[Start of Dataset extract]

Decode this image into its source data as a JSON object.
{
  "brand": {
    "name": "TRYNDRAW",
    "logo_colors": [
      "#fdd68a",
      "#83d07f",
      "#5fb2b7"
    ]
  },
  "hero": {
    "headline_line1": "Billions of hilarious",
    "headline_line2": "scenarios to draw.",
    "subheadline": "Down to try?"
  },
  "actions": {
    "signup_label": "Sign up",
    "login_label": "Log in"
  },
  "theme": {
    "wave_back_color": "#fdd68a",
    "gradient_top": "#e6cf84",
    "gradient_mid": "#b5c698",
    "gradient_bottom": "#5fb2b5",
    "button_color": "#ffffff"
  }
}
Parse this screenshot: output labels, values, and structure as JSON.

[End of Dataset extract]
[Start of Dataset extract]

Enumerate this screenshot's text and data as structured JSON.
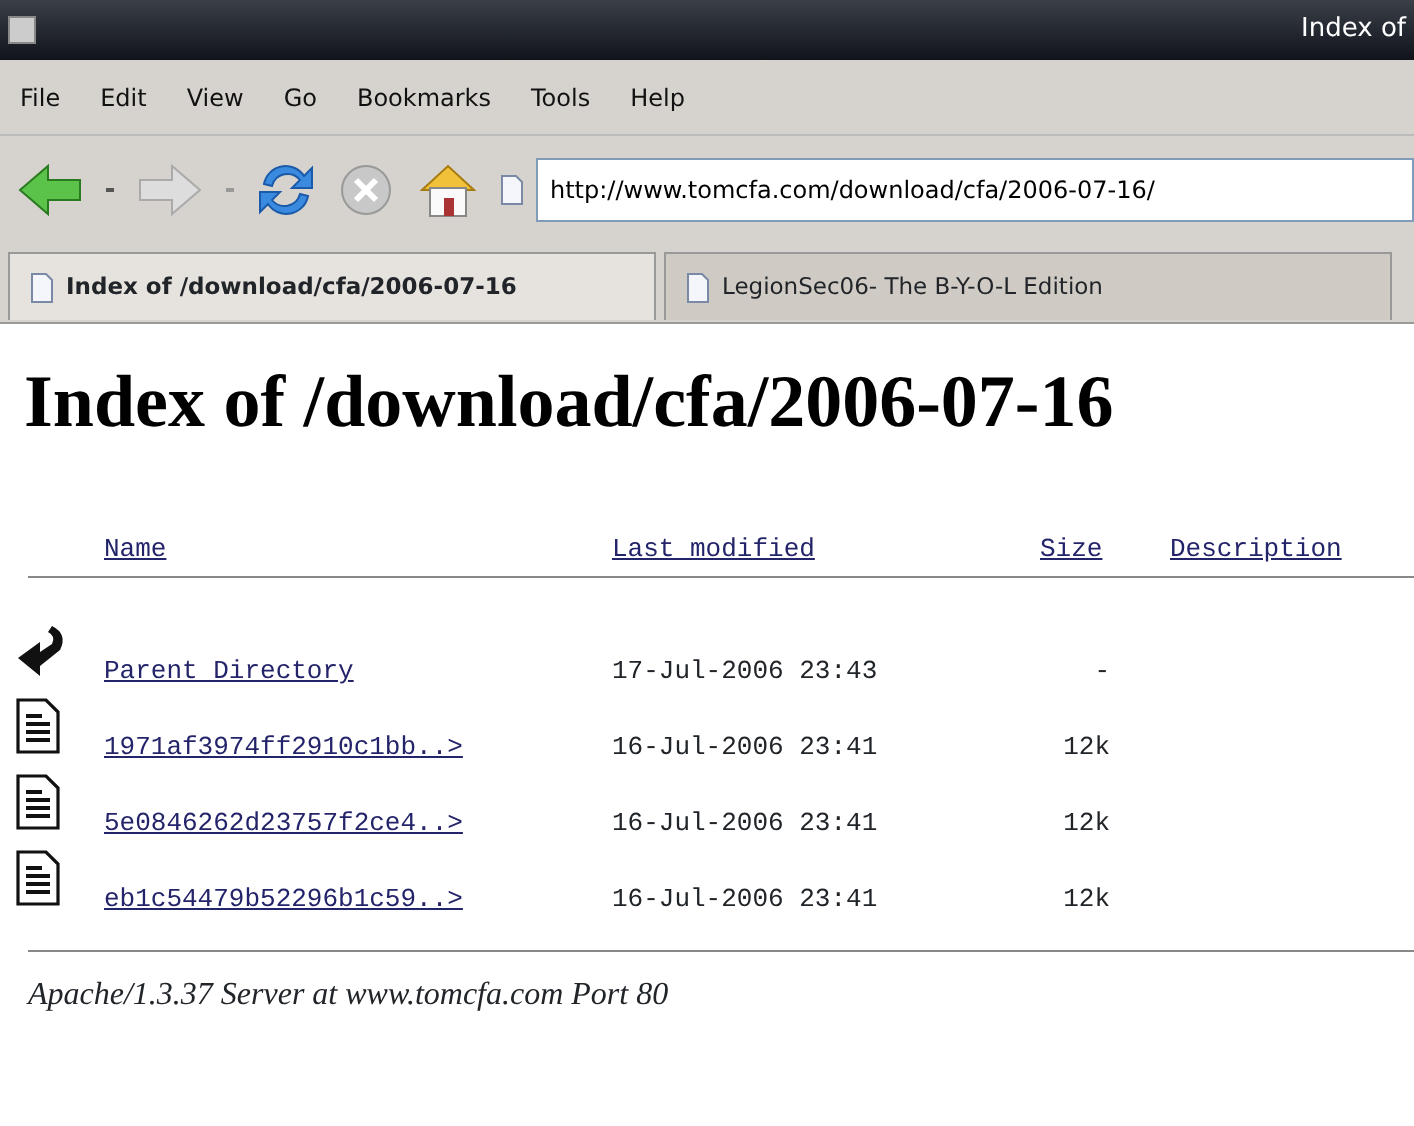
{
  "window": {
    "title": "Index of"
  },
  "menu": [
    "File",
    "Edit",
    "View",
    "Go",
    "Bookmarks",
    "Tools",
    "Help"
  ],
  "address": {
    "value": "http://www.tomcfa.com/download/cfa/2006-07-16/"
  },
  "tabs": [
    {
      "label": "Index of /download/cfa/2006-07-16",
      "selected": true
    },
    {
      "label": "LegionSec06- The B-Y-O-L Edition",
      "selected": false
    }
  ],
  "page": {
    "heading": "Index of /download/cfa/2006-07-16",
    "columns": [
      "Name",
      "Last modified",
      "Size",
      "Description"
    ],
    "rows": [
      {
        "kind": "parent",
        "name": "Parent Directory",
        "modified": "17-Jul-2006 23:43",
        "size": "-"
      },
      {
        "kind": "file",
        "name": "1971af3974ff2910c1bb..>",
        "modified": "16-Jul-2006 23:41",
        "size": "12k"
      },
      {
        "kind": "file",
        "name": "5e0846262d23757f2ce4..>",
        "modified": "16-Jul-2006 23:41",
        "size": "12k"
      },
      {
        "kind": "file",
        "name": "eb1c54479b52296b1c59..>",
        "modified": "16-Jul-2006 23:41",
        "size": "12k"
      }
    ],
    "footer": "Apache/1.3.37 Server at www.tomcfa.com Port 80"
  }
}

[End of Dataset extract]
[Start of Dataset extract]

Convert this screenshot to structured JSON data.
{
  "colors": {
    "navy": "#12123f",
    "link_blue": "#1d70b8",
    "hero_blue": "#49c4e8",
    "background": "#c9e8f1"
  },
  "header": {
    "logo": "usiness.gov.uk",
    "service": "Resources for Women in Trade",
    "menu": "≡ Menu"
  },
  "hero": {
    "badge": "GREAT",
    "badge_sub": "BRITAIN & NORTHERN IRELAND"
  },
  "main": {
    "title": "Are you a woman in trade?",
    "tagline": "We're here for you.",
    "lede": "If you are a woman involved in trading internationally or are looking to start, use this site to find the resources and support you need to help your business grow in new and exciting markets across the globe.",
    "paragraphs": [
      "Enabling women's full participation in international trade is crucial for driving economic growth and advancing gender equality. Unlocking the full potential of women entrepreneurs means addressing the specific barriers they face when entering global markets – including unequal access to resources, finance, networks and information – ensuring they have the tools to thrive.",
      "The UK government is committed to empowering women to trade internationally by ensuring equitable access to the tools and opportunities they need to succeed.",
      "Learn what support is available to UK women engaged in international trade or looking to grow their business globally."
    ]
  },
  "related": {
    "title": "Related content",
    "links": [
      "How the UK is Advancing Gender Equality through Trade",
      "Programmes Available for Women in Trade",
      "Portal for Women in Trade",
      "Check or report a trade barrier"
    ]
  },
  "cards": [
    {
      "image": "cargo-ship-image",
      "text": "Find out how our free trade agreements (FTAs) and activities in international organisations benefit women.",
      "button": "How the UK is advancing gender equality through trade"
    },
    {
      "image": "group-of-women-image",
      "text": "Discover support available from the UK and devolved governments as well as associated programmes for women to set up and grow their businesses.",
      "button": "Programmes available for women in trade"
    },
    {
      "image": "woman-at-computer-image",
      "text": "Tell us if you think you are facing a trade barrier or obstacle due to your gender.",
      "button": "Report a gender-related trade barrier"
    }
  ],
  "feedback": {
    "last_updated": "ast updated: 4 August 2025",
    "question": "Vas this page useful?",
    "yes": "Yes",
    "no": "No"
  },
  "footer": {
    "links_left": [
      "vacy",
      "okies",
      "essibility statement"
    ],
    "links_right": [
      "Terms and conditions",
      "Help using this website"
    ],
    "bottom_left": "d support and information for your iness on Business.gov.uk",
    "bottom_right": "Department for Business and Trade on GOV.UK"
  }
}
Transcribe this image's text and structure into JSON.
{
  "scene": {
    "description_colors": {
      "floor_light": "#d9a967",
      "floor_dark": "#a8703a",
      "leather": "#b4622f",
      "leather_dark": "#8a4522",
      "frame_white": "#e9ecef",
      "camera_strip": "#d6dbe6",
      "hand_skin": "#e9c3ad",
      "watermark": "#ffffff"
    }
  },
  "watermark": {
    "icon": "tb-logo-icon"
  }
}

[End of Dataset extract]

Return nothing but the lines running from the line with "Decode this image" through the line with "Parse this screenshot: output", exactly as they appear.

Decode this image into its source data as a JSON object.
{
  "brand": {
    "name": "TRYNDRAW",
    "logo_colors": [
      "#fdd68a",
      "#83d07f",
      "#5fb2b7"
    ]
  },
  "hero": {
    "headline_line1": "Billions of hilarious",
    "headline_line2": "scenarios to draw.",
    "subheadline": "Down to try?"
  },
  "actions": {
    "signup_label": "Sign up",
    "login_label": "Log in"
  },
  "theme": {
    "wave_back_color": "#fdd68a",
    "gradient_top": "#e6cf84",
    "gradient_mid": "#b5c698",
    "gradient_bottom": "#5fb2b5",
    "button_color": "#ffffff"
  }
}
Parse this screenshot: output labels, values, and structure as JSON.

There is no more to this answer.